(Transcript entries for document pages)
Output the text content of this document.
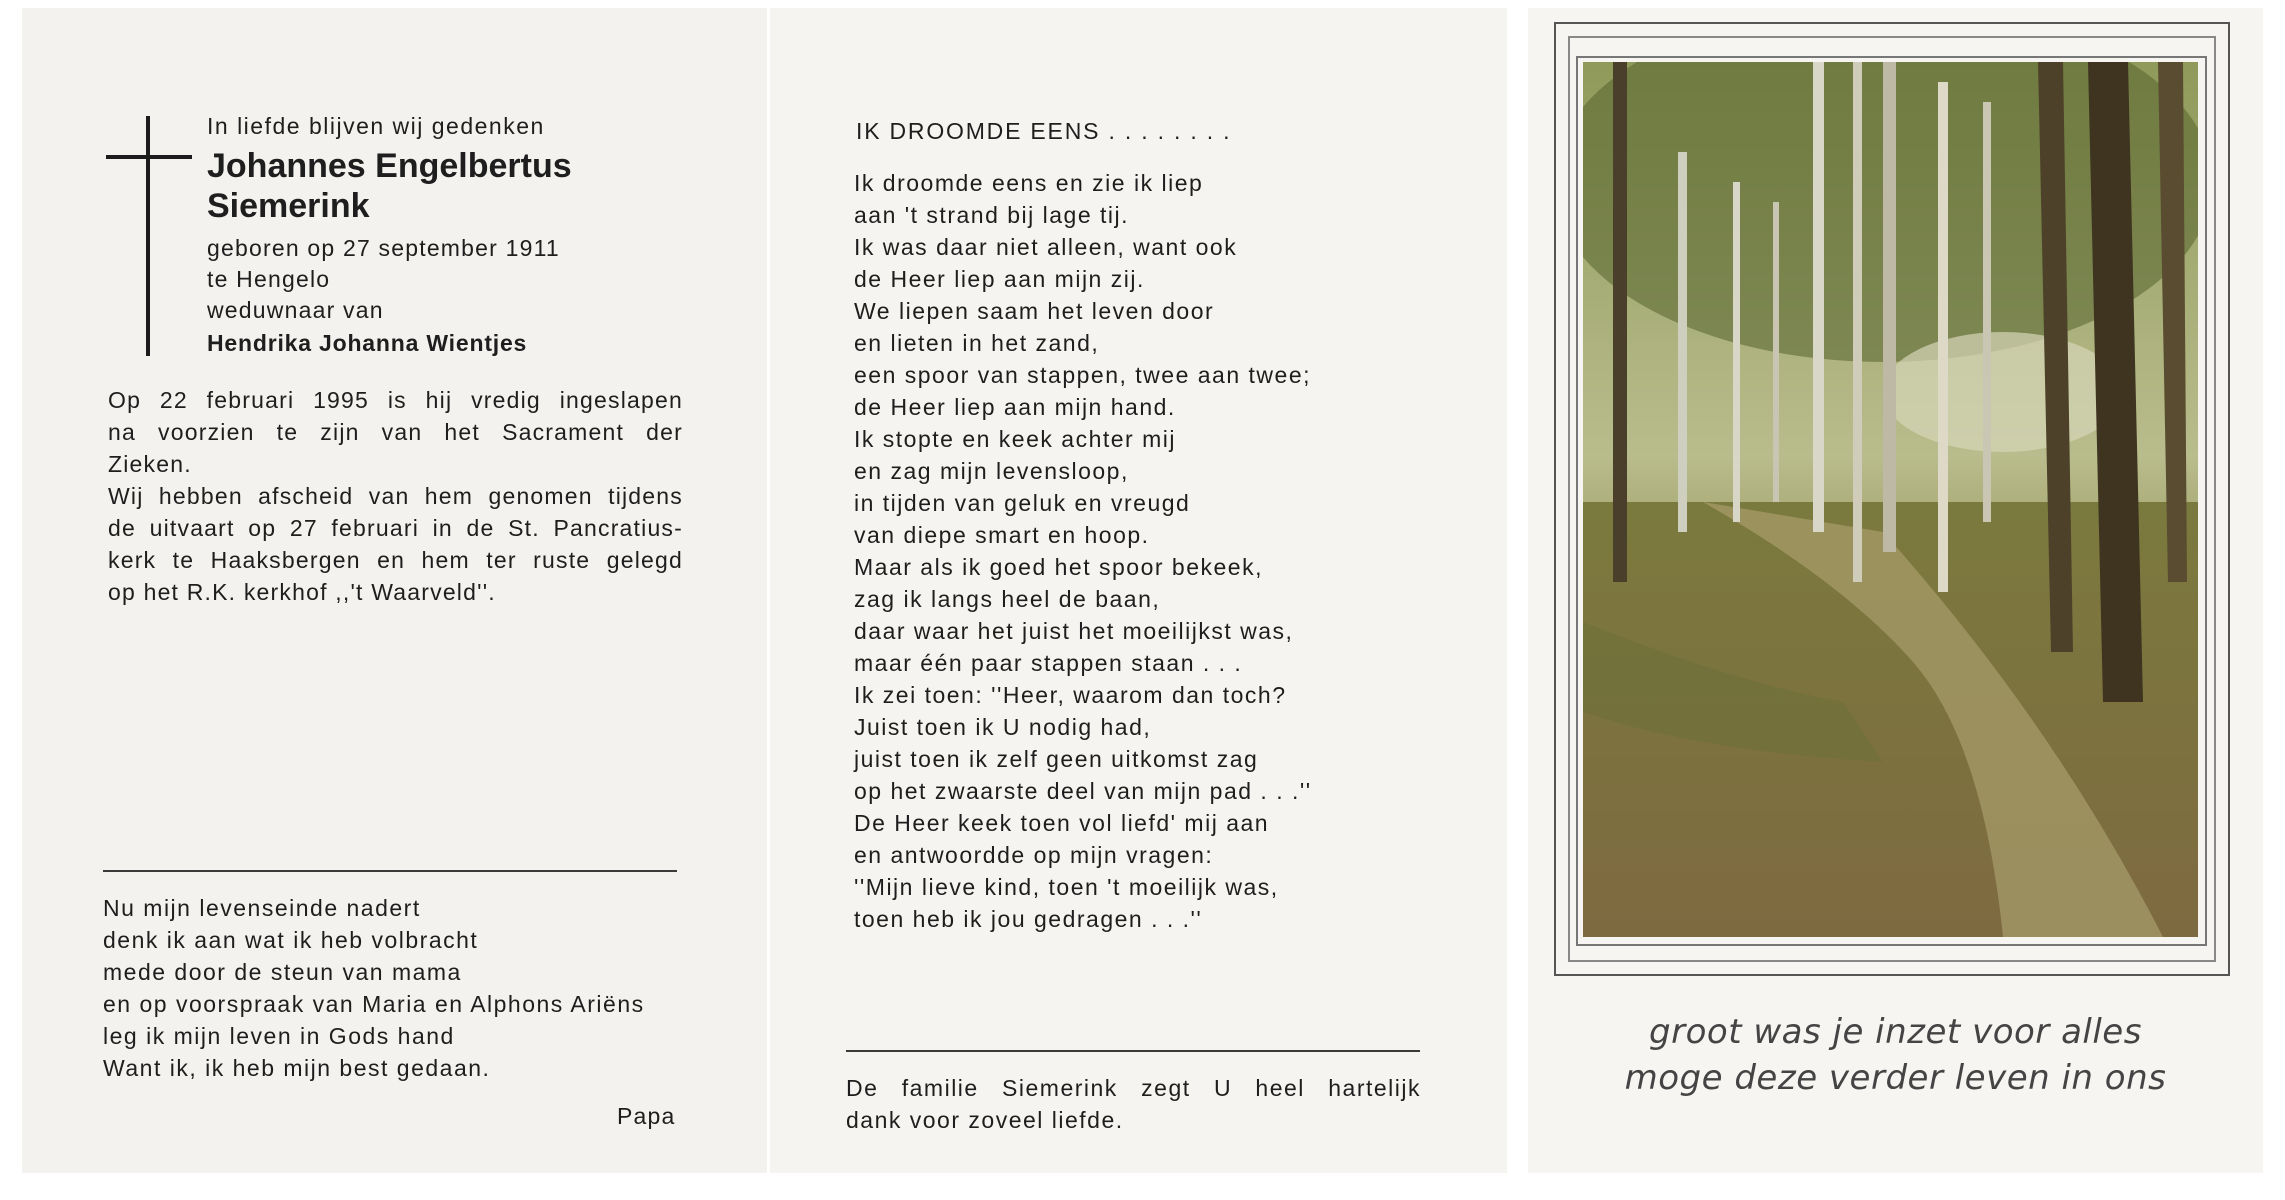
In liefde blijven wij gedenken
Johannes Engelbertus
Siemerink
geboren op 27 september 1911
te Hengelo
weduwnaar van
Hendrika Johanna Wientjes
Op 22 februari 1995 is hij vredig ingeslapen
na voorzien te zijn van het Sacrament der
Zieken.
Wij hebben afscheid van hem genomen tijdens
de uitvaart op 27 februari in de St. Pancratius-
kerk te Haaksbergen en hem ter ruste gelegd
op het R.K. kerkhof ,,'t Waarveld''.
Nu mijn levenseinde nadert
denk ik aan wat ik heb volbracht
mede door de steun van mama
en op voorspraak van Maria en Alphons Ariëns
leg ik mijn leven in Gods hand
Want ik, ik heb mijn best gedaan.
Papa
IK DROOMDE EENS . . . . . . . .
Ik droomde eens en zie ik liep
aan 't strand bij lage tij.
Ik was daar niet alleen, want ook
de Heer liep aan mijn zij.
We liepen saam het leven door
en lieten in het zand,
een spoor van stappen, twee aan twee;
de Heer liep aan mijn hand.
Ik stopte en keek achter mij
en zag mijn levensloop,
in tijden van geluk en vreugd
van diepe smart en hoop.
Maar als ik goed het spoor bekeek,
zag ik langs heel de baan,
daar waar het juist het moeilijkst was,
maar één paar stappen staan . . .
Ik zei toen: ''Heer, waarom dan toch?
Juist toen ik U nodig had,
juist toen ik zelf geen uitkomst zag
op het zwaarste deel van mijn pad . . .''
De Heer keek toen vol liefd' mij aan
en antwoordde op mijn vragen:
''Mijn lieve kind, toen 't moeilijk was,
toen heb ik jou gedragen . . .''
De familie Siemerink zegt U heel hartelijk
dank voor zoveel liefde.
groot was je inzet voor alles
moge deze verder leven in ons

Exercise brief
Each entry above must be duplicated precisely; none of the pictures may be included.

Exercise output
Output the text content of this document.
In liefde blijven wij gedenken
Johannes Engelbertus
Siemerink
geboren op 27 september 1911
te Hengelo
weduwnaar van
Hendrika Johanna Wientjes
Op 22 februari 1995 is hij vredig ingeslapen
na voorzien te zijn van het Sacrament der
Zieken.
Wij hebben afscheid van hem genomen tijdens
de uitvaart op 27 februari in de St. Pancratius-
kerk te Haaksbergen en hem ter ruste gelegd
op het R.K. kerkhof ,,'t Waarveld''.
Nu mijn levenseinde nadert
denk ik aan wat ik heb volbracht
mede door de steun van mama
en op voorspraak van Maria en Alphons Ariëns
leg ik mijn leven in Gods hand
Want ik, ik heb mijn best gedaan.
Papa
IK DROOMDE EENS . . . . . . . .
Ik droomde eens en zie ik liep
aan 't strand bij lage tij.
Ik was daar niet alleen, want ook
de Heer liep aan mijn zij.
We liepen saam het leven door
en lieten in het zand,
een spoor van stappen, twee aan twee;
de Heer liep aan mijn hand.
Ik stopte en keek achter mij
en zag mijn levensloop,
in tijden van geluk en vreugd
van diepe smart en hoop.
Maar als ik goed het spoor bekeek,
zag ik langs heel de baan,
daar waar het juist het moeilijkst was,
maar één paar stappen staan . . .
Ik zei toen: ''Heer, waarom dan toch?
Juist toen ik U nodig had,
juist toen ik zelf geen uitkomst zag
op het zwaarste deel van mijn pad . . .''
De Heer keek toen vol liefd' mij aan
en antwoordde op mijn vragen:
''Mijn lieve kind, toen 't moeilijk was,
toen heb ik jou gedragen . . .''
De familie Siemerink zegt U heel hartelijk
dank voor zoveel liefde.
groot was je inzet voor alles
moge deze verder leven in ons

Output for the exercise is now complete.